(Extracted records)
## START
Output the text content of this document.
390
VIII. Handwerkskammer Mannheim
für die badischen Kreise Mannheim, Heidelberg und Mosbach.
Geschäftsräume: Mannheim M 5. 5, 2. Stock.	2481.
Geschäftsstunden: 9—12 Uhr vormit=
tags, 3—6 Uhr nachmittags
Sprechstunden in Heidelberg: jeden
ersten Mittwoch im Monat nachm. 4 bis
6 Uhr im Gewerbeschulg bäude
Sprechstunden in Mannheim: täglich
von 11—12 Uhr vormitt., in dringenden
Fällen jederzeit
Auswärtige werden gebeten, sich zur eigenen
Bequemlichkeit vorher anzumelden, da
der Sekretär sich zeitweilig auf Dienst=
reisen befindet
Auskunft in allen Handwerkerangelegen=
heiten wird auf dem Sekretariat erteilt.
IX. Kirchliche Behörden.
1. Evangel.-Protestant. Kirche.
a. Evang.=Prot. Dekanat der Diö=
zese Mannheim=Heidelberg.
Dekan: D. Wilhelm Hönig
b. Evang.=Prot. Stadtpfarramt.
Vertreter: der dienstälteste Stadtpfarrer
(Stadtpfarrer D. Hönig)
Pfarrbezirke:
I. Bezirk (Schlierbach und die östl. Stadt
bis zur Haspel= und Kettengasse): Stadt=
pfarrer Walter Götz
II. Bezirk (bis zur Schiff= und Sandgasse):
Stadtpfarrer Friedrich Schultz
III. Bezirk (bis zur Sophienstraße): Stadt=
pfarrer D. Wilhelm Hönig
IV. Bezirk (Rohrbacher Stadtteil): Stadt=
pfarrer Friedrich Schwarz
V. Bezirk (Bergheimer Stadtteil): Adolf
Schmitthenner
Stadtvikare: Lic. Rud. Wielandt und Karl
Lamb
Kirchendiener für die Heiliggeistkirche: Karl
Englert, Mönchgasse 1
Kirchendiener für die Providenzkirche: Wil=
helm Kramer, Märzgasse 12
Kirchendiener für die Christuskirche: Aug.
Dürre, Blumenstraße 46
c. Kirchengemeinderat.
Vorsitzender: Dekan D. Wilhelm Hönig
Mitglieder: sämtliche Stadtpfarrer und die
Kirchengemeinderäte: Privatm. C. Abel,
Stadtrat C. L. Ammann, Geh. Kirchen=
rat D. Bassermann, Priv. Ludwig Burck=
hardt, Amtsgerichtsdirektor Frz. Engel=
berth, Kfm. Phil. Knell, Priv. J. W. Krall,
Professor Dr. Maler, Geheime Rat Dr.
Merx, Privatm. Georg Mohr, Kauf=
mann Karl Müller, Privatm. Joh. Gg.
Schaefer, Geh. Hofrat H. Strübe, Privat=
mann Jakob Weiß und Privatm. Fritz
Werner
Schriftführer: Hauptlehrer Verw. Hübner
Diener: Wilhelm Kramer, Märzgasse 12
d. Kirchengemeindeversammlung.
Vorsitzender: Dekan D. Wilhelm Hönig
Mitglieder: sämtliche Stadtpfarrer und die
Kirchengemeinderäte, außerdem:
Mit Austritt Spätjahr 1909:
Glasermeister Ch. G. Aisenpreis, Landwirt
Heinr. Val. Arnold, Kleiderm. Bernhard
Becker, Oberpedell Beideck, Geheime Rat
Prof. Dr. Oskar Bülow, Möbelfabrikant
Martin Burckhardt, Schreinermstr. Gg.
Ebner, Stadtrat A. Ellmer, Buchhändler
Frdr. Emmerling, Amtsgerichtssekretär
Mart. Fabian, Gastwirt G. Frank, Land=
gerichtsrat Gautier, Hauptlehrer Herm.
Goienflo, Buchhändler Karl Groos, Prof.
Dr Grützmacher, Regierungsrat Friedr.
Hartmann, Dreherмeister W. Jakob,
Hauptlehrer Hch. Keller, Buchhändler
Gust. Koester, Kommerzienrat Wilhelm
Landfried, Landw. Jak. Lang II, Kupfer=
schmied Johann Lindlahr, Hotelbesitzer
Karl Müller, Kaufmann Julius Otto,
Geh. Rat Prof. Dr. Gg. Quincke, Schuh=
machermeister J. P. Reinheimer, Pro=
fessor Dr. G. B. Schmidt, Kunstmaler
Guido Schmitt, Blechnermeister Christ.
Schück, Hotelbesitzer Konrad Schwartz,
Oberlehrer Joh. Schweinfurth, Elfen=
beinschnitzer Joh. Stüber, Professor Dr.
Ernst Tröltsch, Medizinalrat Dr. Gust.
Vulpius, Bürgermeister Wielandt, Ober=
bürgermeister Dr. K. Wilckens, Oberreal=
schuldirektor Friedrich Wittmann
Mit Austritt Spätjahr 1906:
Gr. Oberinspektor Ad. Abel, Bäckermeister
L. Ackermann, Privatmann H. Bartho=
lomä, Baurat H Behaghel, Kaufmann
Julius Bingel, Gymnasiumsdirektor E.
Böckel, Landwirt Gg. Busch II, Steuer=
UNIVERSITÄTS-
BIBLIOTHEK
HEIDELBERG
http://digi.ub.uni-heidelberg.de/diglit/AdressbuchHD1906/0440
## END
All records above must be set down exactly, please.

Output the text content of this document.
390
VIII. Handwerkskammer Mannheim
für die badischen Kreise Mannheim, Heidelberg und Mosbach.
Geschäftsräume: Mannheim M 5. 5, 2. Stock.	2481.
Geschäftsstunden: 9—12 Uhr vormit=
tags, 3—6 Uhr nachmittags
Sprechstunden in Heidelberg: jeden
ersten Mittwoch im Monat nachm. 4 bis
6 Uhr im Gewerbeschulg bäude
Sprechstunden in Mannheim: täglich
von 11—12 Uhr vormitt., in dringenden
Fällen jederzeit
Auswärtige werden gebeten, sich zur eigenen
Bequemlichkeit vorher anzumelden, da
der Sekretär sich zeitweilig auf Dienst=
reisen befindet
Auskunft in allen Handwerkerangelegen=
heiten wird auf dem Sekretariat erteilt.
IX. Kirchliche Behörden.
1. Evangel.-Protestant. Kirche.
a. Evang.=Prot. Dekanat der Diö=
zese Mannheim=Heidelberg.
Dekan: D. Wilhelm Hönig
b. Evang.=Prot. Stadtpfarramt.
Vertreter: der dienstälteste Stadtpfarrer
(Stadtpfarrer D. Hönig)
Pfarrbezirke:
I. Bezirk (Schlierbach und die östl. Stadt
bis zur Haspel= und Kettengasse): Stadt=
pfarrer Walter Götz
II. Bezirk (bis zur Schiff= und Sandgasse):
Stadtpfarrer Friedrich Schultz
III. Bezirk (bis zur Sophienstraße): Stadt=
pfarrer D. Wilhelm Hönig
IV. Bezirk (Rohrbacher Stadtteil): Stadt=
pfarrer Friedrich Schwarz
V. Bezirk (Bergheimer Stadtteil): Adolf
Schmitthenner
Stadtvikare: Lic. Rud. Wielandt und Karl
Lamb
Kirchendiener für die Heiliggeistkirche: Karl
Englert, Mönchgasse 1
Kirchendiener für die Providenzkirche: Wil=
helm Kramer, Märzgasse 12
Kirchendiener für die Christuskirche: Aug.
Dürre, Blumenstraße 46
c. Kirchengemeinderat.
Vorsitzender: Dekan D. Wilhelm Hönig
Mitglieder: sämtliche Stadtpfarrer und die
Kirchengemeinderäte: Privatm. C. Abel,
Stadtrat C. L. Ammann, Geh. Kirchen=
rat D. Bassermann, Priv. Ludwig Burck=
hardt, Amtsgerichtsdirektor Frz. Engel=
berth, Kfm. Phil. Knell, Priv. J. W. Krall,
Professor Dr. Maler, Geheime Rat Dr.
Merx, Privatm. Georg Mohr, Kauf=
mann Karl Müller, Privatm. Joh. Gg.
Schaefer, Geh. Hofrat H. Strübe, Privat=
mann Jakob Weiß und Privatm. Fritz
Werner
Schriftführer: Hauptlehrer Verw. Hübner
Diener: Wilhelm Kramer, Märzgasse 12
d. Kirchengemeindeversammlung.
Vorsitzender: Dekan D. Wilhelm Hönig
Mitglieder: sämtliche Stadtpfarrer und die
Kirchengemeinderäte, außerdem:
Mit Austritt Spätjahr 1909:
Glasermeister Ch. G. Aisenpreis, Landwirt
Heinr. Val. Arnold, Kleiderm. Bernhard
Becker, Oberpedell Beideck, Geheime Rat
Prof. Dr. Oskar Bülow, Möbelfabrikant
Martin Burckhardt, Schreinermstr. Gg.
Ebner, Stadtrat A. Ellmer, Buchhändler
Frdr. Emmerling, Amtsgerichtssekretär
Mart. Fabian, Gastwirt G. Frank, Land=
gerichtsrat Gautier, Hauptlehrer Herm.
Goienflo, Buchhändler Karl Groos, Prof.
Dr Grützmacher, Regierungsrat Friedr.
Hartmann, Dreherмeister W. Jakob,
Hauptlehrer Hch. Keller, Buchhändler
Gust. Koester, Kommerzienrat Wilhelm
Landfried, Landw. Jak. Lang II, Kupfer=
schmied Johann Lindlahr, Hotelbesitzer
Karl Müller, Kaufmann Julius Otto,
Geh. Rat Prof. Dr. Gg. Quincke, Schuh=
machermeister J. P. Reinheimer, Pro=
fessor Dr. G. B. Schmidt, Kunstmaler
Guido Schmitt, Blechnermeister Christ.
Schück, Hotelbesitzer Konrad Schwartz,
Oberlehrer Joh. Schweinfurth, Elfen=
beinschnitzer Joh. Stüber, Professor Dr.
Ernst Tröltsch, Medizinalrat Dr. Gust.
Vulpius, Bürgermeister Wielandt, Ober=
bürgermeister Dr. K. Wilckens, Oberreal=
schuldirektor Friedrich Wittmann
Mit Austritt Spätjahr 1906:
Gr. Oberinspektor Ad. Abel, Bäckermeister
L. Ackermann, Privatmann H. Bartho=
lomä, Baurat H Behaghel, Kaufmann
Julius Bingel, Gymnasiumsdirektor E.
Böckel, Landwirt Gg. Busch II, Steuer=
UNIVERSITÄTS-
BIBLIOTHEK
HEIDELBERG
http://digi.ub.uni-heidelberg.de/diglit/AdressbuchHD1906/0440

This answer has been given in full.